EXERCISE GOAL: Turn the data below into a numbered list, dropping any blank lines.

(Spatial layout entries)
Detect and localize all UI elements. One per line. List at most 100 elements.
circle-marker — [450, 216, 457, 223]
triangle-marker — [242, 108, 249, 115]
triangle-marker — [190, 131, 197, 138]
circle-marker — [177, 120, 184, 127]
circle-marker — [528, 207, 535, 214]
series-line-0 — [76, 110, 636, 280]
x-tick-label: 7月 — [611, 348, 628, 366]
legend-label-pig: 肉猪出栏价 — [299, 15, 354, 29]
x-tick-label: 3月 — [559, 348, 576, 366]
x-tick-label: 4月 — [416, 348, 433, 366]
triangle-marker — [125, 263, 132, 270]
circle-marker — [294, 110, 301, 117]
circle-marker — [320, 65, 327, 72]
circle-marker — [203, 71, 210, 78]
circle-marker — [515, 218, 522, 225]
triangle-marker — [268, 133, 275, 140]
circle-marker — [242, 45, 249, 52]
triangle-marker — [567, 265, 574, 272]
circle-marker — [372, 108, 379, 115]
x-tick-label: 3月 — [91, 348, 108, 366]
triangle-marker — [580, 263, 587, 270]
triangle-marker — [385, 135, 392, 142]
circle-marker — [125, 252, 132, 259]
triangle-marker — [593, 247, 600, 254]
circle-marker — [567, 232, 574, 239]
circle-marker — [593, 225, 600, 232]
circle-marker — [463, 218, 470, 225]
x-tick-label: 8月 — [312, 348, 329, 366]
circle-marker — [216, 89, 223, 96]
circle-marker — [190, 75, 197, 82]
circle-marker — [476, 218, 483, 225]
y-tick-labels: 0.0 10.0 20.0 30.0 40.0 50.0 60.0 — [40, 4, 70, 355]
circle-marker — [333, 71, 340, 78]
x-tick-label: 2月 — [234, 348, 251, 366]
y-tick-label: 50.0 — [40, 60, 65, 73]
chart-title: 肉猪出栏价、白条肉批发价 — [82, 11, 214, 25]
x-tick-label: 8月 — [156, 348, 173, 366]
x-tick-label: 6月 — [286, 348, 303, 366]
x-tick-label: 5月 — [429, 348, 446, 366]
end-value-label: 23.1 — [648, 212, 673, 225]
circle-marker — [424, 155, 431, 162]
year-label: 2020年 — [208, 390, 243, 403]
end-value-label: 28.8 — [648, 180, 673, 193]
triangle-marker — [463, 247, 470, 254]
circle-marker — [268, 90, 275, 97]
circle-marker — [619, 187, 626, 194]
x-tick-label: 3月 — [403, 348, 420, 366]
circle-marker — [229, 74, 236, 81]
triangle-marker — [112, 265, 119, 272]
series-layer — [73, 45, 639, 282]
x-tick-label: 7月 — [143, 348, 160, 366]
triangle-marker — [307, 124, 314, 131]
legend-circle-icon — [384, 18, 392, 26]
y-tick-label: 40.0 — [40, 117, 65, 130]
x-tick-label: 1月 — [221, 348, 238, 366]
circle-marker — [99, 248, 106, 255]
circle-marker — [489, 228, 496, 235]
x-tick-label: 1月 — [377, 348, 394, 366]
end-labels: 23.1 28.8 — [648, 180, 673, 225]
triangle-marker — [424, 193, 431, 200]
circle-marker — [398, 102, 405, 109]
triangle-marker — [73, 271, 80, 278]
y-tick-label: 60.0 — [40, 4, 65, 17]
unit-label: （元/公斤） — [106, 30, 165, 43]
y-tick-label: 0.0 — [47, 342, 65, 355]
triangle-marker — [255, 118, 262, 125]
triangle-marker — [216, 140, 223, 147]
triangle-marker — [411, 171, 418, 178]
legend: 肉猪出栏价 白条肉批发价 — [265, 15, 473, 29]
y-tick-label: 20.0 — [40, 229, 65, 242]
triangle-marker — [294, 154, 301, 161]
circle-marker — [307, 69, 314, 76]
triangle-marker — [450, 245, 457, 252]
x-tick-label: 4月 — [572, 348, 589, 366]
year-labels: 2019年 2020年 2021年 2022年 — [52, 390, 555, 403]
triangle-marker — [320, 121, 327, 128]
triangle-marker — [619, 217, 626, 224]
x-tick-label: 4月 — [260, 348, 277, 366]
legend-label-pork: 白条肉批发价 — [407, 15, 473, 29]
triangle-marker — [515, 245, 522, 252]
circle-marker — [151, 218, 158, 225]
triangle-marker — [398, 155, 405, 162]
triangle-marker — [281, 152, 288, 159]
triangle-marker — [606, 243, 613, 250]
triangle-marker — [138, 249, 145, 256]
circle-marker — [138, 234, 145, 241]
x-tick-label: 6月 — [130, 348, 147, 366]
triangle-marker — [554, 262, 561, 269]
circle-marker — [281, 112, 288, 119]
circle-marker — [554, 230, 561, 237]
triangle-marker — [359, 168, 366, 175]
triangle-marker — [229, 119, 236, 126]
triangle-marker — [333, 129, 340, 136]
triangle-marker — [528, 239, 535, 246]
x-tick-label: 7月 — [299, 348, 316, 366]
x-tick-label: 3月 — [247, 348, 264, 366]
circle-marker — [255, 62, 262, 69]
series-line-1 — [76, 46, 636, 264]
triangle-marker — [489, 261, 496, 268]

RESPONSE FOR THIS EXERCISE:
1. Detect and localize all UI elements. One per line. List at most 100 elements.
2. circle-marker — [450, 216, 457, 223]
3. triangle-marker — [242, 108, 249, 115]
4. triangle-marker — [190, 131, 197, 138]
5. circle-marker — [177, 120, 184, 127]
6. circle-marker — [528, 207, 535, 214]
7. series-line-0 — [76, 110, 636, 280]
8. x-tick-label: 7月 — [611, 348, 628, 366]
9. legend-label-pig: 肉猪出栏价 — [299, 15, 354, 29]
10. x-tick-label: 3月 — [559, 348, 576, 366]
11. x-tick-label: 4月 — [416, 348, 433, 366]
12. triangle-marker — [125, 263, 132, 270]
13. circle-marker — [294, 110, 301, 117]
14. circle-marker — [320, 65, 327, 72]
15. circle-marker — [203, 71, 210, 78]
16. circle-marker — [515, 218, 522, 225]
17. triangle-marker — [268, 133, 275, 140]
18. circle-marker — [242, 45, 249, 52]
19. triangle-marker — [567, 265, 574, 272]
20. circle-marker — [372, 108, 379, 115]
21. x-tick-label: 3月 — [91, 348, 108, 366]
22. triangle-marker — [580, 263, 587, 270]
23. triangle-marker — [385, 135, 392, 142]
24. circle-marker — [125, 252, 132, 259]
25. triangle-marker — [593, 247, 600, 254]
26. circle-marker — [567, 232, 574, 239]
27. circle-marker — [593, 225, 600, 232]
28. circle-marker — [463, 218, 470, 225]
29. x-tick-label: 8月 — [312, 348, 329, 366]
30. circle-marker — [216, 89, 223, 96]
31. circle-marker — [190, 75, 197, 82]
32. circle-marker — [476, 218, 483, 225]
33. y-tick-labels: 0.0 10.0 20.0 30.0 40.0 50.0 60.0 — [40, 4, 70, 355]
34. circle-marker — [333, 71, 340, 78]
35. x-tick-label: 2月 — [234, 348, 251, 366]
36. y-tick-label: 50.0 — [40, 60, 65, 73]
37. chart-title: 肉猪出栏价、白条肉批发价 — [82, 11, 214, 25]
38. x-tick-label: 8月 — [156, 348, 173, 366]
39. x-tick-label: 6月 — [286, 348, 303, 366]
40. x-tick-label: 5月 — [429, 348, 446, 366]
41. end-value-label: 23.1 — [648, 212, 673, 225]
42. circle-marker — [424, 155, 431, 162]
43. year-label: 2020年 — [208, 390, 243, 403]
44. end-value-label: 28.8 — [648, 180, 673, 193]
45. triangle-marker — [463, 247, 470, 254]
46. circle-marker — [268, 90, 275, 97]
47. circle-marker — [619, 187, 626, 194]
48. x-tick-label: 3月 — [403, 348, 420, 366]
49. circle-marker — [229, 74, 236, 81]
50. triangle-marker — [112, 265, 119, 272]
51. series-layer — [73, 45, 639, 282]
52. x-tick-label: 7月 — [143, 348, 160, 366]
53. triangle-marker — [307, 124, 314, 131]
54. legend-circle-icon — [384, 18, 392, 26]
55. y-tick-label: 40.0 — [40, 117, 65, 130]
56. x-tick-label: 1月 — [221, 348, 238, 366]
57. circle-marker — [99, 248, 106, 255]
58. circle-marker — [489, 228, 496, 235]
59. x-tick-label: 1月 — [377, 348, 394, 366]
60. end-labels: 23.1 28.8 — [648, 180, 673, 225]
61. triangle-marker — [424, 193, 431, 200]
62. circle-marker — [398, 102, 405, 109]
63. triangle-marker — [73, 271, 80, 278]
64. y-tick-label: 60.0 — [40, 4, 65, 17]
65. unit-label: （元/公斤） — [106, 30, 165, 43]
66. y-tick-label: 0.0 — [47, 342, 65, 355]
67. triangle-marker — [255, 118, 262, 125]
68. triangle-marker — [216, 140, 223, 147]
69. triangle-marker — [411, 171, 418, 178]
70. legend: 肉猪出栏价 白条肉批发价 — [265, 15, 473, 29]
71. y-tick-label: 20.0 — [40, 229, 65, 242]
72. triangle-marker — [294, 154, 301, 161]
73. circle-marker — [307, 69, 314, 76]
74. triangle-marker — [450, 245, 457, 252]
75. x-tick-label: 4月 — [572, 348, 589, 366]
76. year-labels: 2019年 2020年 2021年 2022年 — [52, 390, 555, 403]
77. triangle-marker — [320, 121, 327, 128]
78. triangle-marker — [619, 217, 626, 224]
79. x-tick-label: 4月 — [260, 348, 277, 366]
80. legend-label-pork: 白条肉批发价 — [407, 15, 473, 29]
81. triangle-marker — [515, 245, 522, 252]
82. circle-marker — [151, 218, 158, 225]
83. triangle-marker — [398, 155, 405, 162]
84. triangle-marker — [281, 152, 288, 159]
85. triangle-marker — [606, 243, 613, 250]
86. triangle-marker — [138, 249, 145, 256]
87. circle-marker — [138, 234, 145, 241]
88. x-tick-label: 6月 — [130, 348, 147, 366]
89. triangle-marker — [554, 262, 561, 269]
90. circle-marker — [281, 112, 288, 119]
91. circle-marker — [554, 230, 561, 237]
92. triangle-marker — [359, 168, 366, 175]
93. triangle-marker — [229, 119, 236, 126]
94. triangle-marker — [333, 129, 340, 136]
95. triangle-marker — [528, 239, 535, 246]
96. x-tick-label: 7月 — [299, 348, 316, 366]
97. x-tick-label: 3月 — [247, 348, 264, 366]
98. circle-marker — [255, 62, 262, 69]
99. series-line-1 — [76, 46, 636, 264]
100. triangle-marker — [489, 261, 496, 268]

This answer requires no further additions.